▸ DATASET ENTRIES:
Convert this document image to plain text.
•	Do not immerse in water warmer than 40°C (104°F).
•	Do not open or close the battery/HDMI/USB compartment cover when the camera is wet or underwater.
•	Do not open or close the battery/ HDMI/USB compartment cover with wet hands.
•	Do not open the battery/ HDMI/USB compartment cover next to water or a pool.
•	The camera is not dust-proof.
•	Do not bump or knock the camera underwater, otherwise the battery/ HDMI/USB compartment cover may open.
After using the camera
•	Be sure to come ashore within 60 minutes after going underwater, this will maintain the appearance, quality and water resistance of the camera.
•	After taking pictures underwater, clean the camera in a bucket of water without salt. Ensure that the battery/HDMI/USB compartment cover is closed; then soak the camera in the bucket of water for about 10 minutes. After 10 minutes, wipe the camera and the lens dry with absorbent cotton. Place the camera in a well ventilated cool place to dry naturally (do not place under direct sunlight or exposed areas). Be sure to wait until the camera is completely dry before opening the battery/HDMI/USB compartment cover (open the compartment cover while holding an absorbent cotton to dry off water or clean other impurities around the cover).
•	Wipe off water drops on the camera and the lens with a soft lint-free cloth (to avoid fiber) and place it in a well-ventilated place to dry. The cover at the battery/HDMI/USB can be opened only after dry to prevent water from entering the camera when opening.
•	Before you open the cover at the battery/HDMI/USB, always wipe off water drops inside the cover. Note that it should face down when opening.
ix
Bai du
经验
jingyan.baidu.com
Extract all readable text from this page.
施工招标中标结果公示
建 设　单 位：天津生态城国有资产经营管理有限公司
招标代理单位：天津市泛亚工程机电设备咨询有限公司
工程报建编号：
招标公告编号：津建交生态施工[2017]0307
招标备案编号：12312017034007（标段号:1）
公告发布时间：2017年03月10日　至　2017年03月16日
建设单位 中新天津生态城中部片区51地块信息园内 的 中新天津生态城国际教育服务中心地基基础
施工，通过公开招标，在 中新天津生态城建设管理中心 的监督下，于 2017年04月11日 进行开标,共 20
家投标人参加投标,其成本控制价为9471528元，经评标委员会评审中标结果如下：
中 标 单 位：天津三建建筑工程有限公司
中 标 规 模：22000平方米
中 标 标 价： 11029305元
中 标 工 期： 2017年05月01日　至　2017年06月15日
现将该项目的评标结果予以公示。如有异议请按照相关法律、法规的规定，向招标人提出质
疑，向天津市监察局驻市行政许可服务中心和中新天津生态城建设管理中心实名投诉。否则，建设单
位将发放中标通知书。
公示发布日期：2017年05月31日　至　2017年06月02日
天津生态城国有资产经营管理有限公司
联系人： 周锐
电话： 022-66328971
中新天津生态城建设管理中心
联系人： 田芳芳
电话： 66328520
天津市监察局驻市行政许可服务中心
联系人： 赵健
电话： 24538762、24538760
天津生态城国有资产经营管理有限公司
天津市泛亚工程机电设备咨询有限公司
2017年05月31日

▸ STATED GOAL: Output, unchanged, the lines from the line with "Extract all readable text from this page." through the final line of the material.

▸ RESPONSE BELOW:
Extract all readable text from this page.
施工招标中标结果公示
建 设　单 位：天津生态城国有资产经营管理有限公司
招标代理单位：天津市泛亚工程机电设备咨询有限公司
工程报建编号：
招标公告编号：津建交生态施工[2017]0307
招标备案编号：12312017034007（标段号:1）
公告发布时间：2017年03月10日　至　2017年03月16日
建设单位 中新天津生态城中部片区51地块信息园内 的 中新天津生态城国际教育服务中心地基基础
施工，通过公开招标，在 中新天津生态城建设管理中心 的监督下，于 2017年04月11日 进行开标,共 20
家投标人参加投标,其成本控制价为9471528元，经评标委员会评审中标结果如下：
中 标 单 位：天津三建建筑工程有限公司
中 标 规 模：22000平方米
中 标 标 价： 11029305元
中 标 工 期： 2017年05月01日　至　2017年06月15日
现将该项目的评标结果予以公示。如有异议请按照相关法律、法规的规定，向招标人提出质
疑，向天津市监察局驻市行政许可服务中心和中新天津生态城建设管理中心实名投诉。否则，建设单
位将发放中标通知书。
公示发布日期：2017年05月31日　至　2017年06月02日
天津生态城国有资产经营管理有限公司
联系人： 周锐
电话： 022-66328971
中新天津生态城建设管理中心
联系人： 田芳芳
电话： 66328520
天津市监察局驻市行政许可服务中心
联系人： 赵健
电话： 24538762、24538760
天津生态城国有资产经营管理有限公司
天津市泛亚工程机电设备咨询有限公司
2017年05月31日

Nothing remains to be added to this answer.